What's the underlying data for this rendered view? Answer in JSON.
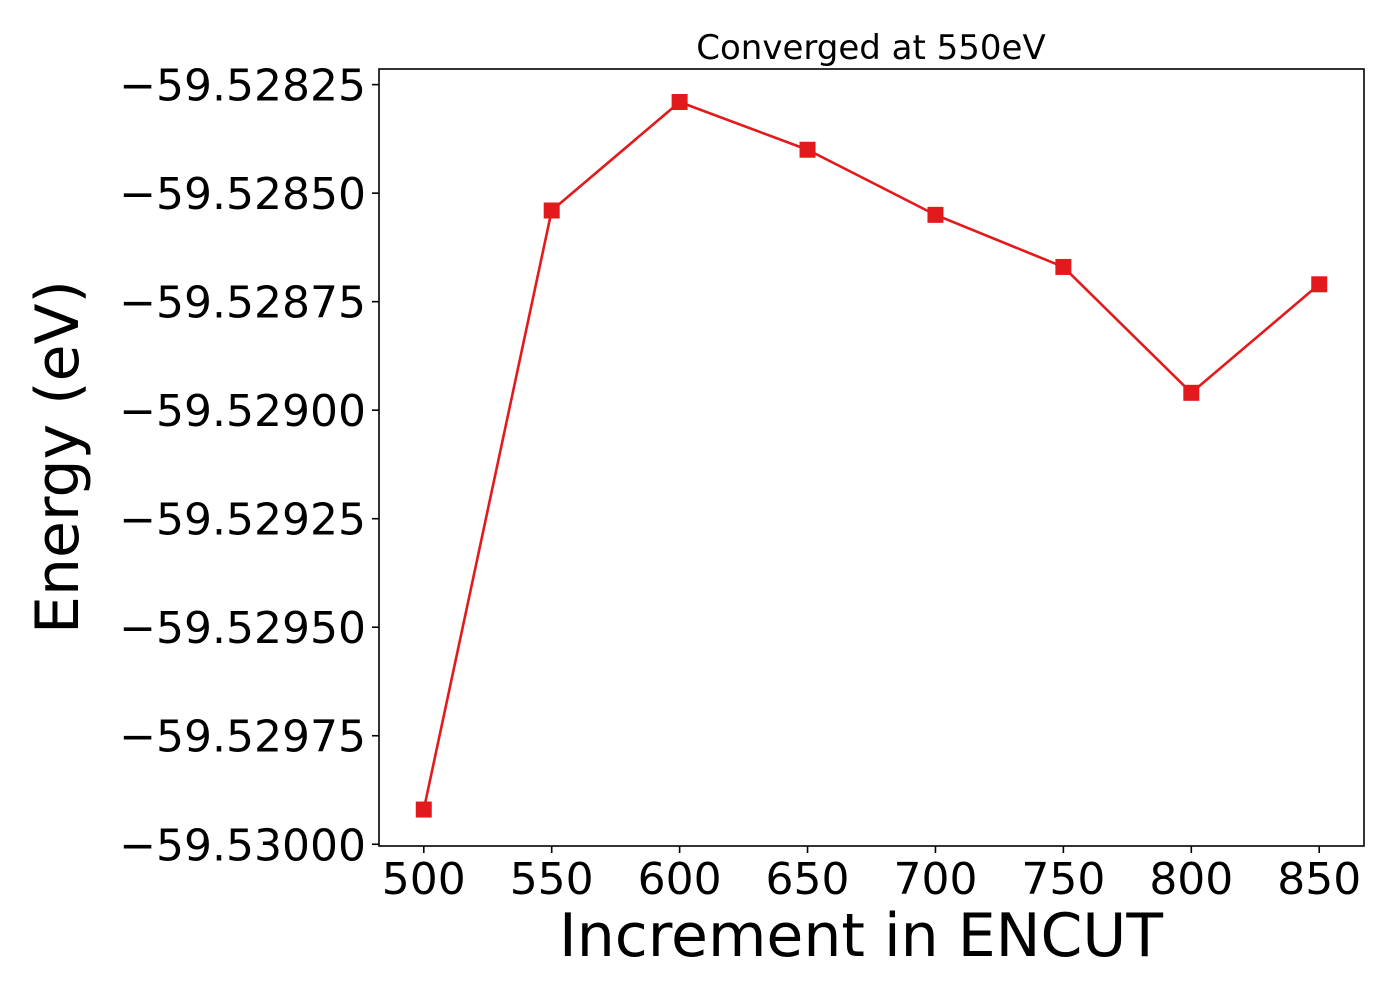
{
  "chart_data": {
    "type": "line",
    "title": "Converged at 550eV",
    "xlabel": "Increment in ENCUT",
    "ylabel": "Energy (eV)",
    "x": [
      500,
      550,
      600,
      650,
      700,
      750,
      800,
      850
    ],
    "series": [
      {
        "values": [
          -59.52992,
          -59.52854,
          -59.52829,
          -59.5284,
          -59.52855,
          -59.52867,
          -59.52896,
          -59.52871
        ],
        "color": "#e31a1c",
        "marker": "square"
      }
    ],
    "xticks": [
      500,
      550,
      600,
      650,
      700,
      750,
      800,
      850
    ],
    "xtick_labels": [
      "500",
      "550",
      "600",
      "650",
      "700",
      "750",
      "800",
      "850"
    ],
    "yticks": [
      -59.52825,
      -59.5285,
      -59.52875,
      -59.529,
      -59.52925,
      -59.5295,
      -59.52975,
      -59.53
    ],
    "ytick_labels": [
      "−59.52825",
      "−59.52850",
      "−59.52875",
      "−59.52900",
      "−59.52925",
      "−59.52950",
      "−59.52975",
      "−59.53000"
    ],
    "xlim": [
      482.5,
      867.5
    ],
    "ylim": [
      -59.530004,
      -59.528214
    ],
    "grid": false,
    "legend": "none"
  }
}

--

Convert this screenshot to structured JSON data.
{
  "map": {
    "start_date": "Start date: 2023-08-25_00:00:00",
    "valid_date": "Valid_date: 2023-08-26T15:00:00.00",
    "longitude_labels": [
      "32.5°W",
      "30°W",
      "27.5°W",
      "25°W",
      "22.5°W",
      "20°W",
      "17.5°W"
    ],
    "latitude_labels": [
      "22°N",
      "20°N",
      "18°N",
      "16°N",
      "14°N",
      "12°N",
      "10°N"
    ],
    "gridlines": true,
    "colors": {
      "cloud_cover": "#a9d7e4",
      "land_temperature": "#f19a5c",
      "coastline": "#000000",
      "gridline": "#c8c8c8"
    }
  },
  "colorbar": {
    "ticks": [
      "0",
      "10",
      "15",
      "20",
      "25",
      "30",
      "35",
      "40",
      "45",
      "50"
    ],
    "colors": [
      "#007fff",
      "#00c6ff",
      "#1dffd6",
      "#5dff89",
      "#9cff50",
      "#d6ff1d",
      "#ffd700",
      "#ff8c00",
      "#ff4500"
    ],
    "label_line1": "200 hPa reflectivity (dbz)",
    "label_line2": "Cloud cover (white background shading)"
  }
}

*Problem to solve*.
Every line in the data above that contains "JSON" needs to be copied.

*The response*.
What's the underlying data for this rendered view? Answer in JSON.
Convert this screenshot to structured JSON data.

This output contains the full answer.